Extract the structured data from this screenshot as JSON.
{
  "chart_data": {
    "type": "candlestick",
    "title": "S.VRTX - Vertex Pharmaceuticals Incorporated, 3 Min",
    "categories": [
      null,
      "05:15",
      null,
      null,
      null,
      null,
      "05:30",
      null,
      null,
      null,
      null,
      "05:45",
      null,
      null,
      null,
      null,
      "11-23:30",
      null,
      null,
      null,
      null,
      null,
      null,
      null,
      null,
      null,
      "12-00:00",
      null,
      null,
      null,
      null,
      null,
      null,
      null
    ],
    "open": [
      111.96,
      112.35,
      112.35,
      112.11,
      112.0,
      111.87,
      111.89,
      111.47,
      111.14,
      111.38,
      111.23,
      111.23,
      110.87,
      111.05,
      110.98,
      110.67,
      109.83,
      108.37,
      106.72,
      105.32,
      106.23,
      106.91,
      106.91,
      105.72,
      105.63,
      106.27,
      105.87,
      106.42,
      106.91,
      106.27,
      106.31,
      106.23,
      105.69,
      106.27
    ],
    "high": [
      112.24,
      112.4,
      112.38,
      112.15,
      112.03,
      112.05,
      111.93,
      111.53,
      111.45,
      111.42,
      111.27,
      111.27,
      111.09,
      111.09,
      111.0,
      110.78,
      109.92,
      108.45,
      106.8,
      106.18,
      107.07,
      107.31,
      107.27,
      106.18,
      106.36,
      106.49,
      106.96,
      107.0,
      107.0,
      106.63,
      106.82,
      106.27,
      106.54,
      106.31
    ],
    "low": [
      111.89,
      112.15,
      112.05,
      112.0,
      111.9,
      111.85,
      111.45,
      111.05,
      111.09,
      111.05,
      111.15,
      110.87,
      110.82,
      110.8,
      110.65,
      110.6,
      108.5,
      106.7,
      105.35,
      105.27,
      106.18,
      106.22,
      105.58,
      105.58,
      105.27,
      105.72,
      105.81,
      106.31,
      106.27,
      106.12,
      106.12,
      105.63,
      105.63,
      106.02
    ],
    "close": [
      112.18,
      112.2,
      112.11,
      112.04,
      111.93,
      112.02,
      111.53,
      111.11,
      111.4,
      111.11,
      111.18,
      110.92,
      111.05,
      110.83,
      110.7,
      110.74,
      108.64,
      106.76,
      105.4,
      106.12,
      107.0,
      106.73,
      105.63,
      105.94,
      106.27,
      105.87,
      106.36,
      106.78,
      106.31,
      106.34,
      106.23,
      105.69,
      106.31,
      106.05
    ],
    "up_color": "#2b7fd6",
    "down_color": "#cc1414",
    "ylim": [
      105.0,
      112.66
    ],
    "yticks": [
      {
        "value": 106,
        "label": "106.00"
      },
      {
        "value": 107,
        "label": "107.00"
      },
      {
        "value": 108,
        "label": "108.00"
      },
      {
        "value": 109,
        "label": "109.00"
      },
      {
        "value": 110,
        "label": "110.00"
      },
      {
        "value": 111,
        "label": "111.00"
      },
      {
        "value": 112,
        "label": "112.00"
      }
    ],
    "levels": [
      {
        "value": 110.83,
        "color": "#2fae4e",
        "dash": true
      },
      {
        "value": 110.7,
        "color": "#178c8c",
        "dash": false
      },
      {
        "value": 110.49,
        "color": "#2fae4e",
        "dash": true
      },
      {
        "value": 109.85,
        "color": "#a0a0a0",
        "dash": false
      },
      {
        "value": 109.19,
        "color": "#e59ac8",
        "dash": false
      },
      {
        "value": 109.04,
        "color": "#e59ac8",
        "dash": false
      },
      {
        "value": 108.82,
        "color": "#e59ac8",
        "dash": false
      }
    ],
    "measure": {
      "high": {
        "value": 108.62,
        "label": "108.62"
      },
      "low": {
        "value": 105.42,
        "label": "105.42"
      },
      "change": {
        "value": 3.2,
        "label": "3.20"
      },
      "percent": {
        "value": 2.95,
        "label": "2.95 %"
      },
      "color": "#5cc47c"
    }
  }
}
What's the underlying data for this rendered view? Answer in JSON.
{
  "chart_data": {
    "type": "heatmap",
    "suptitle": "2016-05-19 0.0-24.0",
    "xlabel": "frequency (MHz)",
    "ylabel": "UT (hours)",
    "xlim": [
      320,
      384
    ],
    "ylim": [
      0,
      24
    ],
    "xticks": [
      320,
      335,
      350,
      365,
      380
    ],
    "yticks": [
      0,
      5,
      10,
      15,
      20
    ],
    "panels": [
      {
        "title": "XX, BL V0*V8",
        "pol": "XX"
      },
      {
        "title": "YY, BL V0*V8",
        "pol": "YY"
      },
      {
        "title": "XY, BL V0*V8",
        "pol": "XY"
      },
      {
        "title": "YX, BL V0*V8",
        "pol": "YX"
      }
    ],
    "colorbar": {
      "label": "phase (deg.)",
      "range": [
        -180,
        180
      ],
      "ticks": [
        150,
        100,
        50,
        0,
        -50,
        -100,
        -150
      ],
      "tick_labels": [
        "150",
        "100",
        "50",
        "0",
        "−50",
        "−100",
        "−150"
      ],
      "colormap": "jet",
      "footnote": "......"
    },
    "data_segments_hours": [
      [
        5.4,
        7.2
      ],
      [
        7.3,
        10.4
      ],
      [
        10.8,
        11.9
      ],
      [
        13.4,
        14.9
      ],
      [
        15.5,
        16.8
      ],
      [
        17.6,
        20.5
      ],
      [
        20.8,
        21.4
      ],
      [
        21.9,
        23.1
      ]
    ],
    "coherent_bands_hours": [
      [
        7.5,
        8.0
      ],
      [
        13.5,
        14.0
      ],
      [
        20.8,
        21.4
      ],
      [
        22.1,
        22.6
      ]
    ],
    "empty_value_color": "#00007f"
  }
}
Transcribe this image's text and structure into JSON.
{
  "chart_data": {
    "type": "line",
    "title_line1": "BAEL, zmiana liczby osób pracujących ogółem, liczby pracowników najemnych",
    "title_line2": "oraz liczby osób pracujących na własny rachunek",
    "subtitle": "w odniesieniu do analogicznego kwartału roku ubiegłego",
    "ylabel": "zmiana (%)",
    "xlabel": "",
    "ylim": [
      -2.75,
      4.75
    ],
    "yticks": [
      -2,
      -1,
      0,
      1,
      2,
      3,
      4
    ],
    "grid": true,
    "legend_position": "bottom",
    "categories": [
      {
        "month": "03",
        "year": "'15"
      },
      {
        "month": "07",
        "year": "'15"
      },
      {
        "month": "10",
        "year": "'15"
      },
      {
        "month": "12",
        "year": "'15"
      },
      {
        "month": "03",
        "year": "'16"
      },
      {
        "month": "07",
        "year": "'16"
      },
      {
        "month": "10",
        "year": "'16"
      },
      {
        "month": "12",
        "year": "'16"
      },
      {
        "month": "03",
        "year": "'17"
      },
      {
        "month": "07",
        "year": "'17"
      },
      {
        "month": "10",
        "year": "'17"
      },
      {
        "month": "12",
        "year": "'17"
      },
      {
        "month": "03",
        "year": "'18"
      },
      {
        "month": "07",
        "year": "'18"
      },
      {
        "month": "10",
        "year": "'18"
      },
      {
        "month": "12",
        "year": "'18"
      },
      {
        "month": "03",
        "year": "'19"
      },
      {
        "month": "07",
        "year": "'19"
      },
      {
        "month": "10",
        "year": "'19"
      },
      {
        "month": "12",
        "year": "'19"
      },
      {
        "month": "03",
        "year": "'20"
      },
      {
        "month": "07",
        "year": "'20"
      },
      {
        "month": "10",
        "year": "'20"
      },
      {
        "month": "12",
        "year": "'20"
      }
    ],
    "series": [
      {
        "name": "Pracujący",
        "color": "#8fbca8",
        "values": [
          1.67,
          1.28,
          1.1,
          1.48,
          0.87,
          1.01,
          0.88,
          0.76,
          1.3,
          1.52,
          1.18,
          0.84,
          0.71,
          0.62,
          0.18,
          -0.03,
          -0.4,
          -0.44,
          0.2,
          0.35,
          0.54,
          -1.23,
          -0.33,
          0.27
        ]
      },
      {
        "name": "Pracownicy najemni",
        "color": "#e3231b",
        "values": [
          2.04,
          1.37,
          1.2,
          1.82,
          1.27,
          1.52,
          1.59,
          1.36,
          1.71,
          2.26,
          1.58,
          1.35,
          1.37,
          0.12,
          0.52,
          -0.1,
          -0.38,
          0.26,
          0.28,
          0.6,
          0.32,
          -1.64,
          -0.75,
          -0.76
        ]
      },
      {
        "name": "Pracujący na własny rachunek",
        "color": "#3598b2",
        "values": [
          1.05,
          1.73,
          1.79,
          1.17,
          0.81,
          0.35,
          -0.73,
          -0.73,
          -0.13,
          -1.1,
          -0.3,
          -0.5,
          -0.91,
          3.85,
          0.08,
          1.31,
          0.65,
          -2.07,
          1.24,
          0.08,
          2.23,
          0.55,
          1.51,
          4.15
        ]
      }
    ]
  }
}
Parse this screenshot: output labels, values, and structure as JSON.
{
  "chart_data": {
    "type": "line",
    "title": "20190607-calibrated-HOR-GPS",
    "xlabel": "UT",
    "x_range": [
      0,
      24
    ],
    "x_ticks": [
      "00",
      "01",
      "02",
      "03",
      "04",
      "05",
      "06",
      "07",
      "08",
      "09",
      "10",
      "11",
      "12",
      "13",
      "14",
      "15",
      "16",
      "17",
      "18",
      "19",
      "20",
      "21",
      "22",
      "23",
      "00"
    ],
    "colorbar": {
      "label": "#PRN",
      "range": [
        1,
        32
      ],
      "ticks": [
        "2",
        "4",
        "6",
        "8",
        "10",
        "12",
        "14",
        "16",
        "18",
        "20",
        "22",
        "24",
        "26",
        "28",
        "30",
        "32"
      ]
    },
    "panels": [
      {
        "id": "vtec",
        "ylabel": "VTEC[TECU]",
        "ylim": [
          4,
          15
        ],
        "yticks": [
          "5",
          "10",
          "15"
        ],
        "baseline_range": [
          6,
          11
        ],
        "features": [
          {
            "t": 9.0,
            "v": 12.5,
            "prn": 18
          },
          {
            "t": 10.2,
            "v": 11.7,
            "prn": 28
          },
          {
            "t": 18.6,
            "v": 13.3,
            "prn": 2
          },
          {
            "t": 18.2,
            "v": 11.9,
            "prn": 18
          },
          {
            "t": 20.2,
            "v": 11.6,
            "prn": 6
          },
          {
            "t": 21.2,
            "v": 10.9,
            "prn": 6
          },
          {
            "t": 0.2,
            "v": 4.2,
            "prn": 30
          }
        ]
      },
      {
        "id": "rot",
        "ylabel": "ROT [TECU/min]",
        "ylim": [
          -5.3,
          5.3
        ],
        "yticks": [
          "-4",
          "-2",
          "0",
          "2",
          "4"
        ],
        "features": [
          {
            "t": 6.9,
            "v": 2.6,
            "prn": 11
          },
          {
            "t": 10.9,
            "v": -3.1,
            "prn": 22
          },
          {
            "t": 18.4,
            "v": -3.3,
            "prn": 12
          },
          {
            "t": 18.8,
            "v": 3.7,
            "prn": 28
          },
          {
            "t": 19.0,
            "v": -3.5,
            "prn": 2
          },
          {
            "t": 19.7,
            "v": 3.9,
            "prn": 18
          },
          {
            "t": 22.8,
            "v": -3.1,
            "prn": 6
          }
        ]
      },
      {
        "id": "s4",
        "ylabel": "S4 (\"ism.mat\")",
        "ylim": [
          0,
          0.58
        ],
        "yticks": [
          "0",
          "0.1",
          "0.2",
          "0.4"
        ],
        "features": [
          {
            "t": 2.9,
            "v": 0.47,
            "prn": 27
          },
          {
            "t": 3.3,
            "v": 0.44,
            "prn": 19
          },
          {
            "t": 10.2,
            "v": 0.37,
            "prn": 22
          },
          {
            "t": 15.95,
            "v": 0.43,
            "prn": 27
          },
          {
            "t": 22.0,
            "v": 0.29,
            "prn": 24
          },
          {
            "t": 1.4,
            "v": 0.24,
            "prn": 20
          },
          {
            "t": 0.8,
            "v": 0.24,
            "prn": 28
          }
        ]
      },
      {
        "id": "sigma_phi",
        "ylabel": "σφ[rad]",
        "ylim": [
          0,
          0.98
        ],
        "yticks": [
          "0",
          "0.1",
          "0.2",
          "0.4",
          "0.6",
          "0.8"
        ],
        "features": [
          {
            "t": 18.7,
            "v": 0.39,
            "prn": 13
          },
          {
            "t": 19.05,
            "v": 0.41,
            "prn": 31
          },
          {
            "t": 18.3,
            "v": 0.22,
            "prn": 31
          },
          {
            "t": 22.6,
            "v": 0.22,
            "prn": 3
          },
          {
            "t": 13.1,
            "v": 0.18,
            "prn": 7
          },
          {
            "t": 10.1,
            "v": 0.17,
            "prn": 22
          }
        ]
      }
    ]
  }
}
● ● ● ● ● ● ●
▶ _Work required_
Check the data for the word "TECU" and pull out the lines that have it.

▶ _Response to the exercise_
        "ylabel": "VTEC[TECU]",
        "ylabel": "ROT [TECU/min]",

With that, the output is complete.